*Set task*: Leaving out the pictures, transcribe all of the records faithfully.

*Available data*:
******
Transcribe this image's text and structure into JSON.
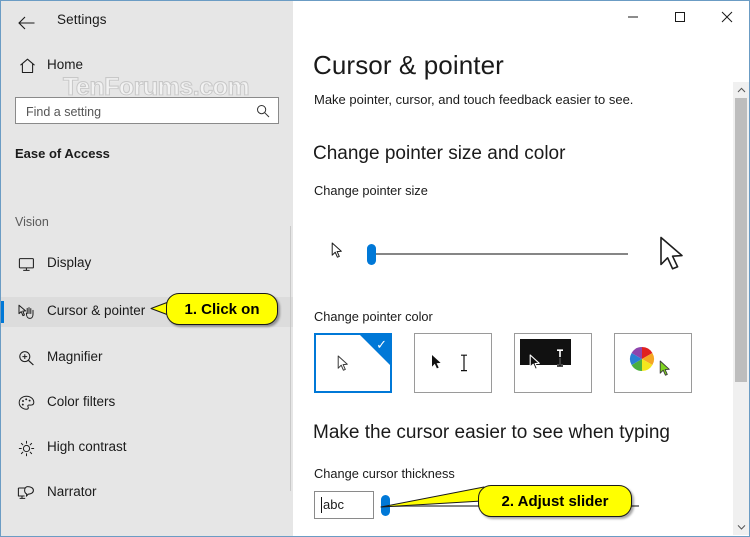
{
  "window": {
    "app_title": "Settings",
    "back_icon": "back-arrow-icon",
    "controls": {
      "minimize": "minimize-icon",
      "maximize": "maximize-icon",
      "close": "close-icon"
    }
  },
  "watermark": {
    "text": "TenForums.com"
  },
  "sidebar": {
    "home": {
      "label": "Home",
      "icon": "home-icon"
    },
    "search": {
      "placeholder": "Find a setting",
      "value": "",
      "icon": "search-icon"
    },
    "group_heading": "Ease of Access",
    "section_heading": "Vision",
    "items": [
      {
        "label": "Display",
        "icon": "monitor-icon",
        "selected": false
      },
      {
        "label": "Cursor & pointer",
        "icon": "cursor-hand-icon",
        "selected": true
      },
      {
        "label": "Magnifier",
        "icon": "magnifier-icon",
        "selected": false
      },
      {
        "label": "Color filters",
        "icon": "palette-icon",
        "selected": false
      },
      {
        "label": "High contrast",
        "icon": "brightness-sun-icon",
        "selected": false
      },
      {
        "label": "Narrator",
        "icon": "narrator-speech-icon",
        "selected": false
      }
    ]
  },
  "main": {
    "title": "Cursor & pointer",
    "subtitle": "Make pointer, cursor, and touch feedback easier to see.",
    "section_pointer": {
      "heading": "Change pointer size and color",
      "size_label": "Change pointer size",
      "slider": {
        "value": 1,
        "min": 1,
        "max": 15
      },
      "preview_small_icon": "small-pointer-preview-icon",
      "preview_large_icon": "large-pointer-preview-icon",
      "color_label": "Change pointer color",
      "color_options": [
        {
          "name": "white-pointer-option",
          "selected": true
        },
        {
          "name": "black-pointer-option",
          "selected": false
        },
        {
          "name": "inverted-pointer-option",
          "selected": false
        },
        {
          "name": "custom-color-pointer-option",
          "selected": false
        }
      ],
      "selected_check_icon": "check-icon"
    },
    "section_cursor": {
      "heading": "Make the cursor easier to see when typing",
      "thickness_label": "Change cursor thickness",
      "preview_text": "abc",
      "slider": {
        "value": 1,
        "min": 1,
        "max": 20
      }
    },
    "scrollbar": {
      "up_icon": "chevron-up-icon",
      "down_icon": "chevron-down-icon"
    }
  },
  "callouts": [
    {
      "text": "1. Click on"
    },
    {
      "text": "2. Adjust slider"
    }
  ],
  "colors": {
    "accent": "#0078d7",
    "sidebar_bg": "#e6e6e6",
    "callout_bg": "#ffff00",
    "window_border": "#6b9cc4"
  }
}
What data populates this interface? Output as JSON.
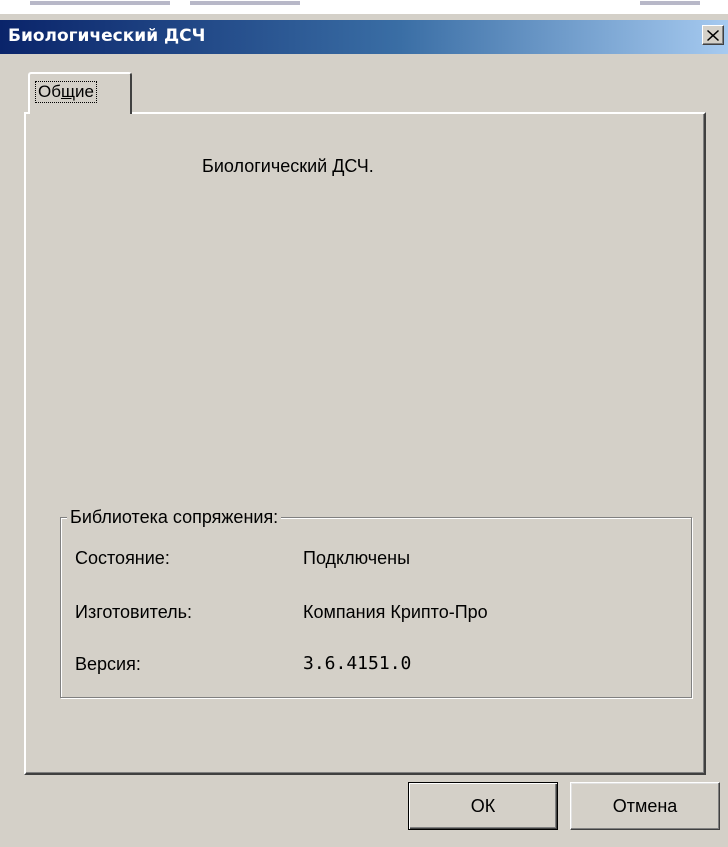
{
  "window": {
    "title": "Биологический ДСЧ"
  },
  "tabs": [
    {
      "label_prefix": "Об",
      "label_accel": "щ",
      "label_suffix": "ие",
      "selected": true
    }
  ],
  "panel": {
    "description": "Биологический ДСЧ.",
    "group": {
      "legend": "Библиотека сопряжения:",
      "rows": [
        {
          "label": "Состояние:",
          "value": "Подключены"
        },
        {
          "label": "Изготовитель:",
          "value": "Компания Крипто-Про"
        },
        {
          "label": "Версия:",
          "value": "3.6.4151.0"
        }
      ]
    }
  },
  "buttons": {
    "ok": "ОК",
    "cancel": "Отмена"
  },
  "icons": {
    "close": "close-icon"
  },
  "colors": {
    "face": "#d4d0c8",
    "title_start": "#0a246a",
    "title_end": "#a6caf0"
  }
}
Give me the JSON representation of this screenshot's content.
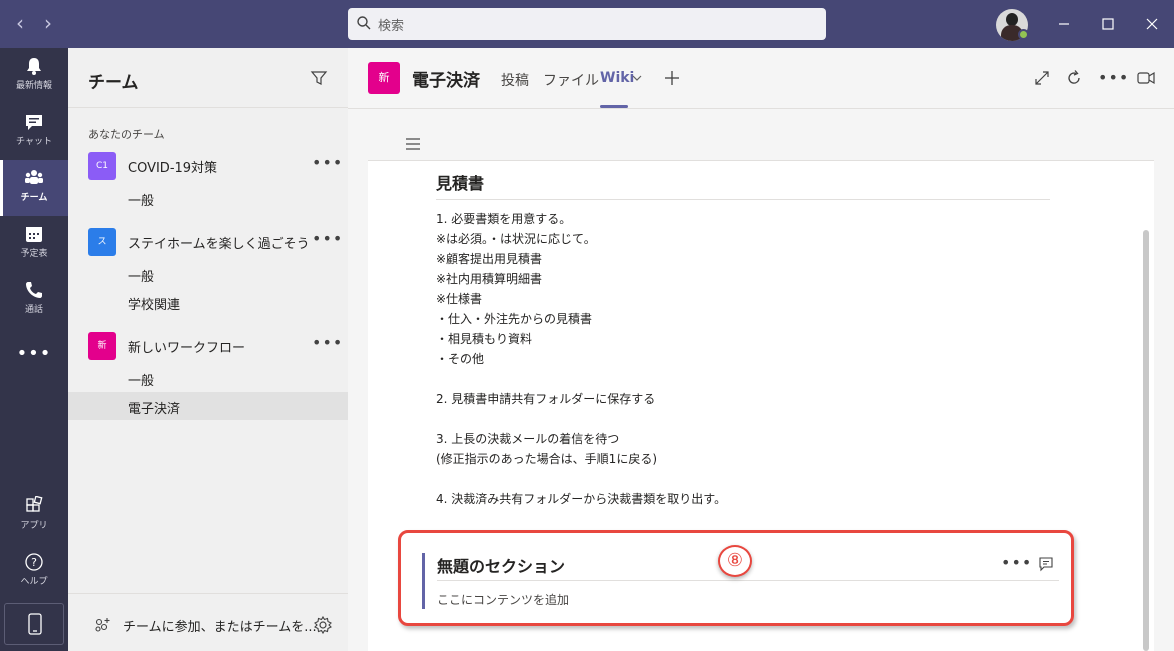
{
  "titlebar": {
    "search_placeholder": "検索"
  },
  "rail": {
    "items": [
      {
        "label": "最新情報",
        "icon": "bell-icon"
      },
      {
        "label": "チャット",
        "icon": "chat-icon"
      },
      {
        "label": "チーム",
        "icon": "teams-icon",
        "active": true
      },
      {
        "label": "予定表",
        "icon": "calendar-icon"
      },
      {
        "label": "通話",
        "icon": "phone-icon"
      },
      {
        "label": "アプリ",
        "icon": "apps-icon"
      },
      {
        "label": "ヘルプ",
        "icon": "help-icon"
      }
    ]
  },
  "teams_panel": {
    "title": "チーム",
    "section_label": "あなたのチーム",
    "teams": [
      {
        "initials": "C1",
        "color": "#8b5cf6",
        "name": "COVID-19対策",
        "channels": [
          "一般"
        ]
      },
      {
        "initials": "ス",
        "color": "#2b7de9",
        "name": "ステイホームを楽しく過ごそう",
        "channels": [
          "一般",
          "学校関連"
        ]
      },
      {
        "initials": "新",
        "color": "#e3008c",
        "name": "新しいワークフロー",
        "channels": [
          "一般",
          "電子決済"
        ]
      }
    ],
    "footer_text": "チームに参加、またはチームを..."
  },
  "channel_header": {
    "avatar": "新",
    "title": "電子決済",
    "tabs": [
      "投稿",
      "ファイル",
      "Wiki"
    ],
    "active_tab": "Wiki"
  },
  "wiki": {
    "heading": "見積書",
    "lines": [
      "1.  必要書類を用意する。",
      "     ※は必須。・は状況に応じて。",
      "※顧客提出用見積書",
      "※社内用積算明細書",
      "※仕様書",
      "・仕入・外注先からの見積書",
      "・相見積もり資料",
      "・その他",
      "2.  見積書申請共有フォルダーに保存する",
      "3.  上長の決裁メールの着信を待つ",
      "     (修正指示のあった場合は、手順1に戻る)",
      "4.  決裁済み共有フォルダーから決裁書類を取り出す。"
    ],
    "new_section_title": "無題のセクション",
    "new_section_placeholder": "ここにコンテンツを追加"
  },
  "annotation": {
    "step_marker": "⑧",
    "highlight_color": "#e8473f"
  },
  "colors": {
    "titlebar": "#464775",
    "rail": "#33344a",
    "accent": "#6264a7"
  }
}
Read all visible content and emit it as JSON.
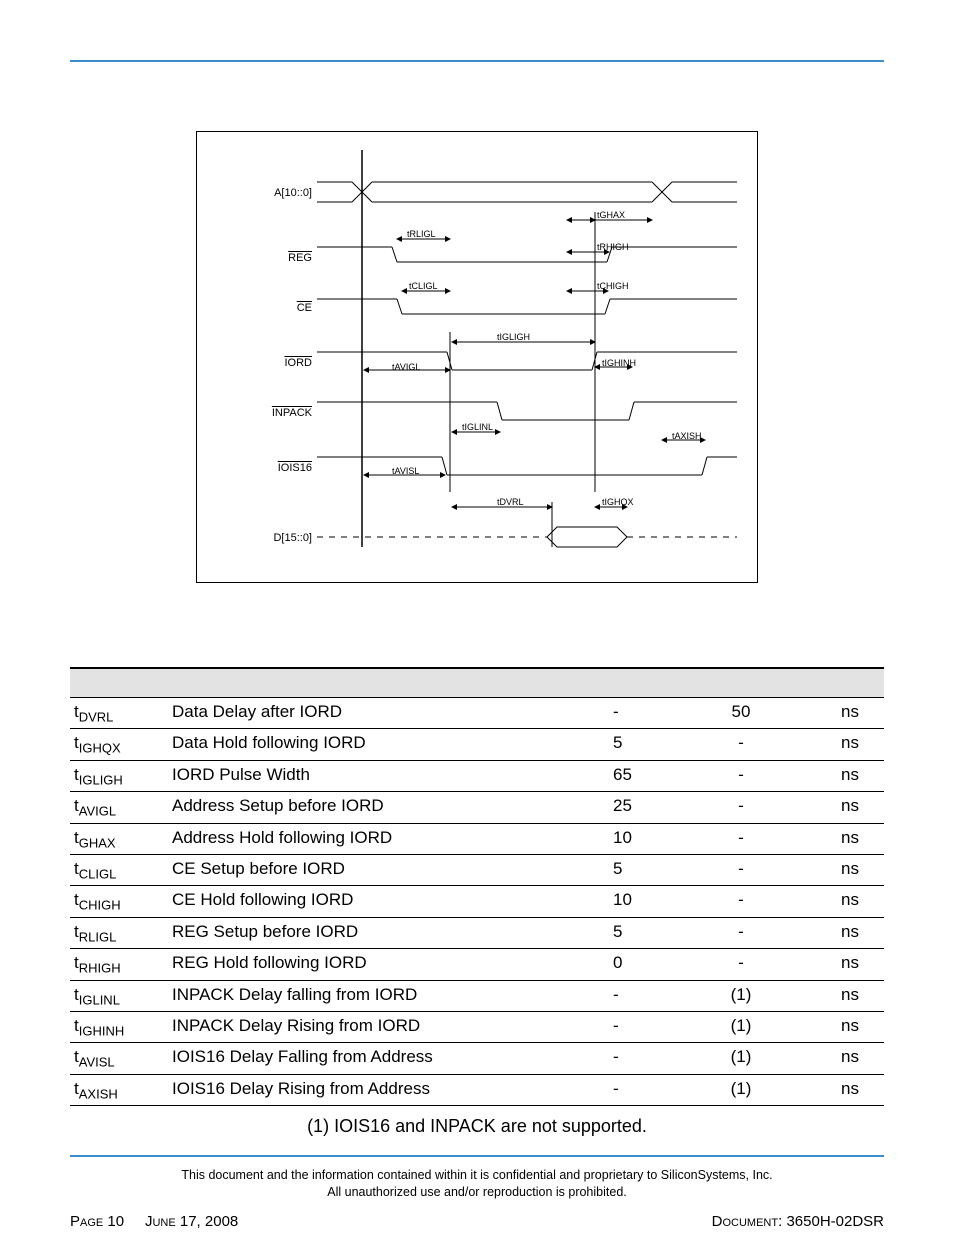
******
*Completed task*:
Transcribe this image's text and structure into JSON.
{
  "window": {
    "app_title": "Settings",
    "back_icon": "back-arrow-icon",
    "controls": {
      "minimize": "minimize-icon",
      "maximize": "maximize-icon",
      "close": "close-icon"
    }
  },
  "watermark": {
    "text": "TenForums.com"
  },
  "sidebar": {
    "home": {
      "label": "Home",
      "icon": "home-icon"
    },
    "search": {
      "placeholder": "Find a setting",
      "value": "",
      "icon": "search-icon"
    },
    "group_heading": "Ease of Access",
    "section_heading": "Vision",
    "items": [
      {
        "label": "Display",
        "icon": "monitor-icon",
        "selected": false
      },
      {
        "label": "Cursor & pointer",
        "icon": "cursor-hand-icon",
        "selected": true
      },
      {
        "label": "Magnifier",
        "icon": "magnifier-icon",
        "selected": false
      },
      {
        "label": "Color filters",
        "icon": "palette-icon",
        "selected": false
      },
      {
        "label": "High contrast",
        "icon": "brightness-sun-icon",
        "selected": false
      },
      {
        "label": "Narrator",
        "icon": "narrator-speech-icon",
        "selected": false
      }
    ]
  },
  "main": {
    "title": "Cursor & pointer",
    "subtitle": "Make pointer, cursor, and touch feedback easier to see.",
    "section_pointer": {
      "heading": "Change pointer size and color",
      "size_label": "Change pointer size",
      "slider": {
        "value": 1,
        "min": 1,
        "max": 15
      },
      "preview_small_icon": "small-pointer-preview-icon",
      "preview_large_icon": "large-pointer-preview-icon",
      "color_label": "Change pointer color",
      "color_options": [
        {
          "name": "white-pointer-option",
          "selected": true
        },
        {
          "name": "black-pointer-option",
          "selected": false
        },
        {
          "name": "inverted-pointer-option",
          "selected": false
        },
        {
          "name": "custom-color-pointer-option",
          "selected": false
        }
      ],
      "selected_check_icon": "check-icon"
    },
    "section_cursor": {
      "heading": "Make the cursor easier to see when typing",
      "thickness_label": "Change cursor thickness",
      "preview_text": "abc",
      "slider": {
        "value": 1,
        "min": 1,
        "max": 20
      }
    },
    "scrollbar": {
      "up_icon": "chevron-up-icon",
      "down_icon": "chevron-down-icon"
    }
  },
  "callouts": [
    {
      "text": "1. Click on"
    },
    {
      "text": "2. Adjust slider"
    }
  ],
  "colors": {
    "accent": "#0078d7",
    "sidebar_bg": "#e6e6e6",
    "callout_bg": "#ffff00",
    "window_border": "#6b9cc4"
  }
}
What data populates this interface? Output as JSON.
{
  "window": {
    "title": "Биологический ДСЧ"
  },
  "tabs": [
    {
      "label_prefix": "Об",
      "label_accel": "щ",
      "label_suffix": "ие",
      "selected": true
    }
  ],
  "panel": {
    "description": "Биологический ДСЧ.",
    "group": {
      "legend": "Библиотека сопряжения:",
      "rows": [
        {
          "label": "Состояние:",
          "value": "Подключены"
        },
        {
          "label": "Изготовитель:",
          "value": "Компания Крипто-Про"
        },
        {
          "label": "Версия:",
          "value": "3.6.4151.0"
        }
      ]
    }
  },
  "buttons": {
    "ok": "ОК",
    "cancel": "Отмена"
  },
  "icons": {
    "close": "close-icon"
  },
  "colors": {
    "face": "#d4d0c8",
    "title_start": "#0a246a",
    "title_end": "#a6caf0"
  }
}
Give me the JSON representation of this screenshot's content.
{
  "titlebar": {
    "search_placeholder": "検索"
  },
  "rail": {
    "items": [
      {
        "label": "最新情報",
        "icon": "bell-icon"
      },
      {
        "label": "チャット",
        "icon": "chat-icon"
      },
      {
        "label": "チーム",
        "icon": "teams-icon",
        "active": true
      },
      {
        "label": "予定表",
        "icon": "calendar-icon"
      },
      {
        "label": "通話",
        "icon": "phone-icon"
      },
      {
        "label": "アプリ",
        "icon": "apps-icon"
      },
      {
        "label": "ヘルプ",
        "icon": "help-icon"
      }
    ]
  },
  "teams_panel": {
    "title": "チーム",
    "section_label": "あなたのチーム",
    "teams": [
      {
        "initials": "C1",
        "color": "#8b5cf6",
        "name": "COVID-19対策",
        "channels": [
          "一般"
        ]
      },
      {
        "initials": "ス",
        "color": "#2b7de9",
        "name": "ステイホームを楽しく過ごそう",
        "channels": [
          "一般",
          "学校関連"
        ]
      },
      {
        "initials": "新",
        "color": "#e3008c",
        "name": "新しいワークフロー",
        "channels": [
          "一般",
          "電子決済"
        ]
      }
    ],
    "footer_text": "チームに参加、またはチームを..."
  },
  "channel_header": {
    "avatar": "新",
    "title": "電子決済",
    "tabs": [
      "投稿",
      "ファイル",
      "Wiki"
    ],
    "active_tab": "Wiki"
  },
  "wiki": {
    "heading": "見積書",
    "lines": [
      "1.  必要書類を用意する。",
      "     ※は必須。・は状況に応じて。",
      "※顧客提出用見積書",
      "※社内用積算明細書",
      "※仕様書",
      "・仕入・外注先からの見積書",
      "・相見積もり資料",
      "・その他",
      "2.  見積書申請共有フォルダーに保存する",
      "3.  上長の決裁メールの着信を待つ",
      "     (修正指示のあった場合は、手順1に戻る)",
      "4.  決裁済み共有フォルダーから決裁書類を取り出す。"
    ],
    "new_section_title": "無題のセクション",
    "new_section_placeholder": "ここにコンテンツを追加"
  },
  "annotation": {
    "step_marker": "⑧",
    "highlight_color": "#e8473f"
  },
  "colors": {
    "titlebar": "#464775",
    "rail": "#33344a",
    "accent": "#6264a7"
  }
}
Read all visible content and emit it as JSON.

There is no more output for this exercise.